▶

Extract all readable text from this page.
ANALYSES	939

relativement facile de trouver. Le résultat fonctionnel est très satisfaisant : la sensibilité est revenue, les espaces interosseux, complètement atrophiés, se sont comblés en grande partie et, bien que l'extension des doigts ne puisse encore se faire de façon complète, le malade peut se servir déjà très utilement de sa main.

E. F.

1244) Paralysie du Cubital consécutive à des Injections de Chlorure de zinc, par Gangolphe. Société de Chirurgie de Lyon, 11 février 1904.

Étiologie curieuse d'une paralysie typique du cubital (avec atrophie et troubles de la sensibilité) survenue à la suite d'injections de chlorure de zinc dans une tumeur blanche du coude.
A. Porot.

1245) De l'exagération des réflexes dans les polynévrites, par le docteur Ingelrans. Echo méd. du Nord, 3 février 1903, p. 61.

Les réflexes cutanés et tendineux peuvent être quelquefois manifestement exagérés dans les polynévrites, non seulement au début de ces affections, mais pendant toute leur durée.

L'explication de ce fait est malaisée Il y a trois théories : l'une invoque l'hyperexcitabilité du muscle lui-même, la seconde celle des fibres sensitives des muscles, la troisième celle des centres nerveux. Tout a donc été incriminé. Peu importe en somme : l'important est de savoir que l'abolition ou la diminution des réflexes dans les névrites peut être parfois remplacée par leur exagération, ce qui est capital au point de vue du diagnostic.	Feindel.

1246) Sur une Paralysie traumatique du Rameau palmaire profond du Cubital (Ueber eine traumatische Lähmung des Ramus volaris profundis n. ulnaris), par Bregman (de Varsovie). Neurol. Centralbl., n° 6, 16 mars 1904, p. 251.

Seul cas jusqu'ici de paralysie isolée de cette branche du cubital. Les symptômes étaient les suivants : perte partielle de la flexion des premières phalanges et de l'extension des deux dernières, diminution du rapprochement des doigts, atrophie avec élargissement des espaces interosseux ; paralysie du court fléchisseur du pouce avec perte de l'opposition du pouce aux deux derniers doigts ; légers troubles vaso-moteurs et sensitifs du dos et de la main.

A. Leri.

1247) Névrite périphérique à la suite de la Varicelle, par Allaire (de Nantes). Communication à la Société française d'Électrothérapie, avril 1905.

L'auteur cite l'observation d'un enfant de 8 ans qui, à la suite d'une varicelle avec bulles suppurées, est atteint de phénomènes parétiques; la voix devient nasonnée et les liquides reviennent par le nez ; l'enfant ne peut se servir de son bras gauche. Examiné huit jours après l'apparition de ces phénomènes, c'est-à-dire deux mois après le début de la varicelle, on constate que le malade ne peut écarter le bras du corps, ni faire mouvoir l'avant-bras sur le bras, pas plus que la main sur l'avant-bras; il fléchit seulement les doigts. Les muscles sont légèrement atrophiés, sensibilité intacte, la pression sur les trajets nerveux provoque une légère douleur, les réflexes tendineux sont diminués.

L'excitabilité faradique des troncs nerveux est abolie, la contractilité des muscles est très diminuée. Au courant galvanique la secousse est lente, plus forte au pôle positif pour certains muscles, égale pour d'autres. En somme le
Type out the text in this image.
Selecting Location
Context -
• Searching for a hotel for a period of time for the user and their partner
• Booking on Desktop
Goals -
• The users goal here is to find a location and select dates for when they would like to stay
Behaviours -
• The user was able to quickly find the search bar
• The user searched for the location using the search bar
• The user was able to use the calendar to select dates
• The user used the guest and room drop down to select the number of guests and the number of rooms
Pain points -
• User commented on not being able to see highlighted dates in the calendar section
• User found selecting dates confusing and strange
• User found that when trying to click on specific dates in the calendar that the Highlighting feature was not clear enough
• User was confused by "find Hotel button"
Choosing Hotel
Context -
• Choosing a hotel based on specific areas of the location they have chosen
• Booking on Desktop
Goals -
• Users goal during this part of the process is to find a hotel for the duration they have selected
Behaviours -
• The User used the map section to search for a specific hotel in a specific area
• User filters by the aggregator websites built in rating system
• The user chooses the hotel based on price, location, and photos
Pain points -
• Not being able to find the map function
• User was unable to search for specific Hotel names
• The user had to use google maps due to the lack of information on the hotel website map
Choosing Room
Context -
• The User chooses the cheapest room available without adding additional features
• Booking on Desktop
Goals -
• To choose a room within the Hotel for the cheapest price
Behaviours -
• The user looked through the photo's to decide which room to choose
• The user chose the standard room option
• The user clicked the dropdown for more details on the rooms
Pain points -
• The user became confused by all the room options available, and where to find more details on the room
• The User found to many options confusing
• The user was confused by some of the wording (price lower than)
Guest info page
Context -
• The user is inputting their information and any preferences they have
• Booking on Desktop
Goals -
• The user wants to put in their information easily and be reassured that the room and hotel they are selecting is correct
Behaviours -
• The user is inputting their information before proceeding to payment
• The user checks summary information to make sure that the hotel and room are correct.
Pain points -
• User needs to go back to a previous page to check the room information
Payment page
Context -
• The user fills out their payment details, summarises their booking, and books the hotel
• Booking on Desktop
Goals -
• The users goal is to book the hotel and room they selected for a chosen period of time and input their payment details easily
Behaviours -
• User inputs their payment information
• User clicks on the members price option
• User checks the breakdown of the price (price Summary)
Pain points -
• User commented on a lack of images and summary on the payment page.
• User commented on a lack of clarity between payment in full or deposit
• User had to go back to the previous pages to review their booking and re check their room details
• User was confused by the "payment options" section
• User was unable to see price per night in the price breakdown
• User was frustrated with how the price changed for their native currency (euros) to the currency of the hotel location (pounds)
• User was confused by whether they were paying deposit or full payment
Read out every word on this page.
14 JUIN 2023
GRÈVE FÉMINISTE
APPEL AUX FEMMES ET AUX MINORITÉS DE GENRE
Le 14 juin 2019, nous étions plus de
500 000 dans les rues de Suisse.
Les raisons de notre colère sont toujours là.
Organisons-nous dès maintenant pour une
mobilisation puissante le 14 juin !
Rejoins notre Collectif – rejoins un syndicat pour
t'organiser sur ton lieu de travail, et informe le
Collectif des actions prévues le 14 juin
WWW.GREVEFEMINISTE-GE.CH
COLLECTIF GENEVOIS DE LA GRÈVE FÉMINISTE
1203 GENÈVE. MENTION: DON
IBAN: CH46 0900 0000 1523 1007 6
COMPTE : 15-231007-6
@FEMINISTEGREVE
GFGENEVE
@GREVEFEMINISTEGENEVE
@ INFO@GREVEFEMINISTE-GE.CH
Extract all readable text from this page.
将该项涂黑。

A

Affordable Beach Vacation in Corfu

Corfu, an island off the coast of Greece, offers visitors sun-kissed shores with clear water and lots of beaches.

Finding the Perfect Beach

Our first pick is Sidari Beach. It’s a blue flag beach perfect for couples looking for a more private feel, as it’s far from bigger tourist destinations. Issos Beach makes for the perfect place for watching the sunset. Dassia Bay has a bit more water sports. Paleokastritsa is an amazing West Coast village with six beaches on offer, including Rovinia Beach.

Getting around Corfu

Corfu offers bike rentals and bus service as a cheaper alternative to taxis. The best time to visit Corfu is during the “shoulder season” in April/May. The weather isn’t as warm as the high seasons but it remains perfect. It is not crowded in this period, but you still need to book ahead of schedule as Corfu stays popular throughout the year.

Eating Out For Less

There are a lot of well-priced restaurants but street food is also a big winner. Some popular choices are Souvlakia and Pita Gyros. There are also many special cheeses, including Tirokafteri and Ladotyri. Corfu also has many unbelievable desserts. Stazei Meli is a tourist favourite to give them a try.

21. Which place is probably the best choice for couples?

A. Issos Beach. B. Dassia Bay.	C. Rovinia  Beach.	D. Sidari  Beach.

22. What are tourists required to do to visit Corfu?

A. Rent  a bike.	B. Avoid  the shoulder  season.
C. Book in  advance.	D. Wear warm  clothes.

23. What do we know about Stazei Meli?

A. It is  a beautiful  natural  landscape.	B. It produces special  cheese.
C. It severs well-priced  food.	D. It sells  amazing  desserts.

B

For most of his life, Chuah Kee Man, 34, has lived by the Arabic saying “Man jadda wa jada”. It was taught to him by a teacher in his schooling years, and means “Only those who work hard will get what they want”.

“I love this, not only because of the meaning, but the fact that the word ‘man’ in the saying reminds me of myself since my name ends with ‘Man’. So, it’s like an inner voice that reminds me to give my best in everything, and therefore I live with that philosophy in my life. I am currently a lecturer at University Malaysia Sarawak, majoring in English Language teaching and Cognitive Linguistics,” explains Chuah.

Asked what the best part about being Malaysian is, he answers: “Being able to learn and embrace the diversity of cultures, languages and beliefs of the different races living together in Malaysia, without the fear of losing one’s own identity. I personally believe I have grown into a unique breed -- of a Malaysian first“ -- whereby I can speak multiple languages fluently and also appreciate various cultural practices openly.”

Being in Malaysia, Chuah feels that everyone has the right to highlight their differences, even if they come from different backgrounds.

◀

◆ Your objective
Each line in the entries above that includes the string "more" should be extracted.

◆ Finished answer
• The user clicked the dropdown for more details on the rooms
• The user became confused by all the room options available, and where to find more details on the room
Our first pick is Sidari Beach. It’s a blue flag beach perfect for couples looking for a more private feel, as it’s far from bigger tourist destinations. Issos Beach makes for the perfect place for watching the sunset. Dassia Bay has a bit more water sports. Paleokastritsa is an amazing West Coast village with six beaches on offer, including Rovinia Beach.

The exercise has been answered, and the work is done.